#### DATA SHOWN
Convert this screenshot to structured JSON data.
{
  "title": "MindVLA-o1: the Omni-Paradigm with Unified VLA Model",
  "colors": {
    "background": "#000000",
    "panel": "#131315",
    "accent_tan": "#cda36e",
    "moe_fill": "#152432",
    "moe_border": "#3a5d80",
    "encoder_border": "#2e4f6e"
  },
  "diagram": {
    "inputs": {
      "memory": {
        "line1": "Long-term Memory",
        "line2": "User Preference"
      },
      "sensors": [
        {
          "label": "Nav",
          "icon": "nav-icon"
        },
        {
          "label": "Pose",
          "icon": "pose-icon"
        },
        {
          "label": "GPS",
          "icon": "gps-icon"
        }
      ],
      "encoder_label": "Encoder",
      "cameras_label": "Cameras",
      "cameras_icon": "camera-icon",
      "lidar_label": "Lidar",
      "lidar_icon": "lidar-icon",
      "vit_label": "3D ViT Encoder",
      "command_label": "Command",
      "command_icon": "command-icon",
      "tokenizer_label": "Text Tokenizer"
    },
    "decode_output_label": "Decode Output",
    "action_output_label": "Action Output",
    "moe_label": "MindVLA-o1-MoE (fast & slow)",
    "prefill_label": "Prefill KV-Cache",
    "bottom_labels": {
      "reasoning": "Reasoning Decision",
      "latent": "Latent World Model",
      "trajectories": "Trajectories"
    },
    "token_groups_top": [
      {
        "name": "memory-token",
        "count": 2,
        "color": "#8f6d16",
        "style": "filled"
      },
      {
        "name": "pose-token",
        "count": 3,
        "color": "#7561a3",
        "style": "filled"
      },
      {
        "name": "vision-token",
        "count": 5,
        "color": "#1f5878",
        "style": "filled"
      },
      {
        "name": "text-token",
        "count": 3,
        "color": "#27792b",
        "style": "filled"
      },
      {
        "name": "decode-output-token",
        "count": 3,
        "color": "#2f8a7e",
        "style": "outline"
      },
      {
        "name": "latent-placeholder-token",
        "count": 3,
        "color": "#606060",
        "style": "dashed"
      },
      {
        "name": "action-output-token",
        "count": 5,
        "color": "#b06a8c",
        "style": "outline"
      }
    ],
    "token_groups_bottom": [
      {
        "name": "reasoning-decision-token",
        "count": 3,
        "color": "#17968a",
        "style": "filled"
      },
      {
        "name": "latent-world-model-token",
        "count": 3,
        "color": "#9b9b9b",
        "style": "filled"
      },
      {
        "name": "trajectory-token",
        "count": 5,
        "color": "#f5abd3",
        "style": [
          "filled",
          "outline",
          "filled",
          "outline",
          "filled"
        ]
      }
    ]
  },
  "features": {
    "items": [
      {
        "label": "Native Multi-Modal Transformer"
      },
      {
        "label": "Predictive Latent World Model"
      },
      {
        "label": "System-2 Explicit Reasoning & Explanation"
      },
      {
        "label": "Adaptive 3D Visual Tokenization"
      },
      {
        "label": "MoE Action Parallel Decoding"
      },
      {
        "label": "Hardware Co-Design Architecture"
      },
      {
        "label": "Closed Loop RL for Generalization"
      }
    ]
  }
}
########
#### DATA SHOWN
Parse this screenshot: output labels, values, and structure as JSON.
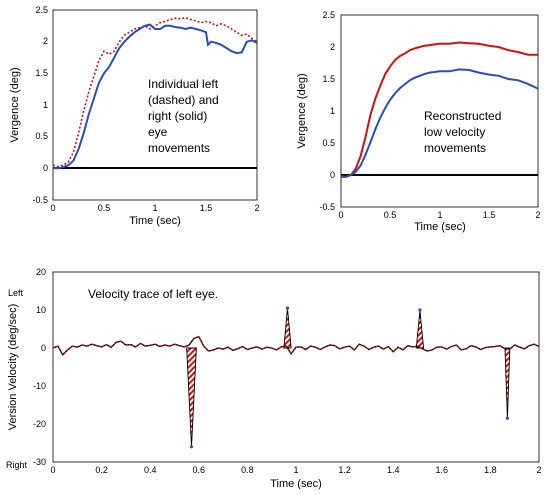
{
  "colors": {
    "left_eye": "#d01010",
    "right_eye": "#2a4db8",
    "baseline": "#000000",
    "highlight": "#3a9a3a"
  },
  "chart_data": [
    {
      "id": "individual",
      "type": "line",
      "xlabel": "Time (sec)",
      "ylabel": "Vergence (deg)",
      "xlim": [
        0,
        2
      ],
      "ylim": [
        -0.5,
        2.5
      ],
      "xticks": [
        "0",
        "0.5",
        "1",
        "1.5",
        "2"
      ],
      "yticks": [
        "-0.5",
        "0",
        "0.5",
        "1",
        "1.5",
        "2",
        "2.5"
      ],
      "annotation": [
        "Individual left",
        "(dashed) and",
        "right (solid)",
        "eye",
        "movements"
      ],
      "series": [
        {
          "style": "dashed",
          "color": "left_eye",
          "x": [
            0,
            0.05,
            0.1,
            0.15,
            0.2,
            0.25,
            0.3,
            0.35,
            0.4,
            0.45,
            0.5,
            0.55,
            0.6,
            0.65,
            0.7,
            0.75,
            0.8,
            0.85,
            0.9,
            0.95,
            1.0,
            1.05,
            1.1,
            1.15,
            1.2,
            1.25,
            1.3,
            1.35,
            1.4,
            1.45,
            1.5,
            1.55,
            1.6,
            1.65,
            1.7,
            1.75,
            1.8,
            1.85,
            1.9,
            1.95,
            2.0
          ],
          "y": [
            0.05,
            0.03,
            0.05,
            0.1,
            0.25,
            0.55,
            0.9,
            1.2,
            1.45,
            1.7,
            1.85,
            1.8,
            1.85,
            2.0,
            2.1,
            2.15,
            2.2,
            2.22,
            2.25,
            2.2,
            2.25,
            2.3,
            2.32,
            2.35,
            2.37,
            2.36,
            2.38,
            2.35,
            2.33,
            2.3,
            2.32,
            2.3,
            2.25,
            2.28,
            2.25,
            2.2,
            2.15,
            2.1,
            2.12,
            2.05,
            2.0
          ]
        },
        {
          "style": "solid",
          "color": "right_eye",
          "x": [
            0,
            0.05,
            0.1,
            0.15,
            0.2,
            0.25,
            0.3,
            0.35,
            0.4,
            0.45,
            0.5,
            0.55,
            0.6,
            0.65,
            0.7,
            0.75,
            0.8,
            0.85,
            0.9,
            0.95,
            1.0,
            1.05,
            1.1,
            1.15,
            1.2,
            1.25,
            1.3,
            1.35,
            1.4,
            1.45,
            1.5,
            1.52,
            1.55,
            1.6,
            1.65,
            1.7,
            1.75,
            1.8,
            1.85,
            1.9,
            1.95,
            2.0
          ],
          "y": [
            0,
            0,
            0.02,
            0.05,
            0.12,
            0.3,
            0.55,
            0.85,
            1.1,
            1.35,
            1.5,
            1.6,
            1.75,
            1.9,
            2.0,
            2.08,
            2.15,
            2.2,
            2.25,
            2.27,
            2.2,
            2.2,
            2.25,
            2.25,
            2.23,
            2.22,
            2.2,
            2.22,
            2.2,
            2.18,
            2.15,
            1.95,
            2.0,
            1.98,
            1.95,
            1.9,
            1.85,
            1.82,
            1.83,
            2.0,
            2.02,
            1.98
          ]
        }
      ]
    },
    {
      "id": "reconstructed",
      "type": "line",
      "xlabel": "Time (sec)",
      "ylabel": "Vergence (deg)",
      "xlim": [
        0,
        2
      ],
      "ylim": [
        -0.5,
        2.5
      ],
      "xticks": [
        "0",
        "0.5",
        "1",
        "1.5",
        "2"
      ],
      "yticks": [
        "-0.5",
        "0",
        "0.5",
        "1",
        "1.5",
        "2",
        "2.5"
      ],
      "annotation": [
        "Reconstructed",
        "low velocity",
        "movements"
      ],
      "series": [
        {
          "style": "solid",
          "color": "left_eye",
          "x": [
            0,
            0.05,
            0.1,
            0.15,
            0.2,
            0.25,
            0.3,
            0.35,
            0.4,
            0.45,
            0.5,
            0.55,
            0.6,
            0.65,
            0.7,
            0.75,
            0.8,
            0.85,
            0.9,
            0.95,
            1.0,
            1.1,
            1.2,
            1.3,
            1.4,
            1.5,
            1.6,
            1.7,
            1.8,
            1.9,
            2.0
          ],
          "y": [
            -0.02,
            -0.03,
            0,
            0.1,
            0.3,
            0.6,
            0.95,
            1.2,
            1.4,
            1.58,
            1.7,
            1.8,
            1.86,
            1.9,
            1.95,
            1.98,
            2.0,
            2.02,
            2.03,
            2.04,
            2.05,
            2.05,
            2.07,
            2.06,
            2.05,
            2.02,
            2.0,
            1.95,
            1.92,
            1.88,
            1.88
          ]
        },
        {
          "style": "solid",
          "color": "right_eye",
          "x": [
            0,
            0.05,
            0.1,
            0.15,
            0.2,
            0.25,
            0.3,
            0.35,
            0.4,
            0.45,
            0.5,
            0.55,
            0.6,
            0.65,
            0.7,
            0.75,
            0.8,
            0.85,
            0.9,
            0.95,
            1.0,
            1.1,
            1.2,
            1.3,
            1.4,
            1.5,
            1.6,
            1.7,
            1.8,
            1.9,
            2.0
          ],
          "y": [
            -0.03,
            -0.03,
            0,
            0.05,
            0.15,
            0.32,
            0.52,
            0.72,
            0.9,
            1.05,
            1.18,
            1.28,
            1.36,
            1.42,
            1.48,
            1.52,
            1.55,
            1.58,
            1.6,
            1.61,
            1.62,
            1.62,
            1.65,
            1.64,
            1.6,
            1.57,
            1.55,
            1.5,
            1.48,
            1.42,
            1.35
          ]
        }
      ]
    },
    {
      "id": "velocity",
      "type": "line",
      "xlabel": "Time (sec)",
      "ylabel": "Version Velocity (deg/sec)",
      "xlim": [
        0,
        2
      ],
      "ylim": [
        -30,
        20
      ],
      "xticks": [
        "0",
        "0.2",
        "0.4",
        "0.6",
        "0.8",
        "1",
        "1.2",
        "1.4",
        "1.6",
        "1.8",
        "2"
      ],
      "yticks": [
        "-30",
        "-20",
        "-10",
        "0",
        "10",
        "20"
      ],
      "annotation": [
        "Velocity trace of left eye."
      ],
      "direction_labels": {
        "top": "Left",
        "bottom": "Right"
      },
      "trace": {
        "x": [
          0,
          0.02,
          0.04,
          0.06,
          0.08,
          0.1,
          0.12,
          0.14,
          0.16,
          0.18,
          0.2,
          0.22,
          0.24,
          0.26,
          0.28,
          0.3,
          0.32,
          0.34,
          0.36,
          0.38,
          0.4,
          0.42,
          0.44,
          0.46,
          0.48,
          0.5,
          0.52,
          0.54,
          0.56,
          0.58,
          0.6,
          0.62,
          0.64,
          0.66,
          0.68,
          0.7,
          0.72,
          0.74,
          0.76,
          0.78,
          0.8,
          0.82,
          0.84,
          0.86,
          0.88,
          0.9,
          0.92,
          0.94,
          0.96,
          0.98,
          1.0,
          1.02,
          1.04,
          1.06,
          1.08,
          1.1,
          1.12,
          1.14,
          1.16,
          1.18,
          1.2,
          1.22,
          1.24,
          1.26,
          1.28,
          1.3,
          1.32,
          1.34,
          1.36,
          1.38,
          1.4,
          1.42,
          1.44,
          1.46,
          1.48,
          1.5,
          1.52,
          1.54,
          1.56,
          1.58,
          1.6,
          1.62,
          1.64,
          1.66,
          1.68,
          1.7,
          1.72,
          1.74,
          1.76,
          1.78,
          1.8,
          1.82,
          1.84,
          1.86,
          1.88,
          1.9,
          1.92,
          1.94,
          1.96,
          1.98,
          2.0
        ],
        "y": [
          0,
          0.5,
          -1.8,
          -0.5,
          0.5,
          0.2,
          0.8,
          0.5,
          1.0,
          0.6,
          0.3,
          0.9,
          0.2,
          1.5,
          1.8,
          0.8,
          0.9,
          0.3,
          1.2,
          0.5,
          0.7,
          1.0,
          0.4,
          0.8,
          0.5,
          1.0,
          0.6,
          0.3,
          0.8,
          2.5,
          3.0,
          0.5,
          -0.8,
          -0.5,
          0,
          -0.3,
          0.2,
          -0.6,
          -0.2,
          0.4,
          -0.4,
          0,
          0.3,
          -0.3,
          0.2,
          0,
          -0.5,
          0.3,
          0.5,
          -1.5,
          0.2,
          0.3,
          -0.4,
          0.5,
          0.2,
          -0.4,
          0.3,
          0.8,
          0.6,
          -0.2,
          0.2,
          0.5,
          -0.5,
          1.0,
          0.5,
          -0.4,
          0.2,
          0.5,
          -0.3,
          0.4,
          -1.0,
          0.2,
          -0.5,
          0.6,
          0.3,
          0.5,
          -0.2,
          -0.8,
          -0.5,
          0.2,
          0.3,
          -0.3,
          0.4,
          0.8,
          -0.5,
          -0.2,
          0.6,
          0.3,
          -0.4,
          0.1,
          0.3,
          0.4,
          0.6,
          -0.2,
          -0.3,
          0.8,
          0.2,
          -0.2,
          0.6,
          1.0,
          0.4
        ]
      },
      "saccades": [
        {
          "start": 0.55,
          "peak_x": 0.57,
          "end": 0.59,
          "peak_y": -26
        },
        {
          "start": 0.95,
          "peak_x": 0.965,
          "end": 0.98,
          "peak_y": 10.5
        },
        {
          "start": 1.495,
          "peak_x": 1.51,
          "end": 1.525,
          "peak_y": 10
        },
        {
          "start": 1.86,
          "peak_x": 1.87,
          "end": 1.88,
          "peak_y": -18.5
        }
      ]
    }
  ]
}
########
§ YOUR INSTRUCTIONS: From the records above, pick out and copy each line holding the word "screenshot".

§ SOLUTION TO THIS EXERCISE:
Convert this screenshot to structured JSON data.
Parse this screenshot: output labels, values, and structure as JSON.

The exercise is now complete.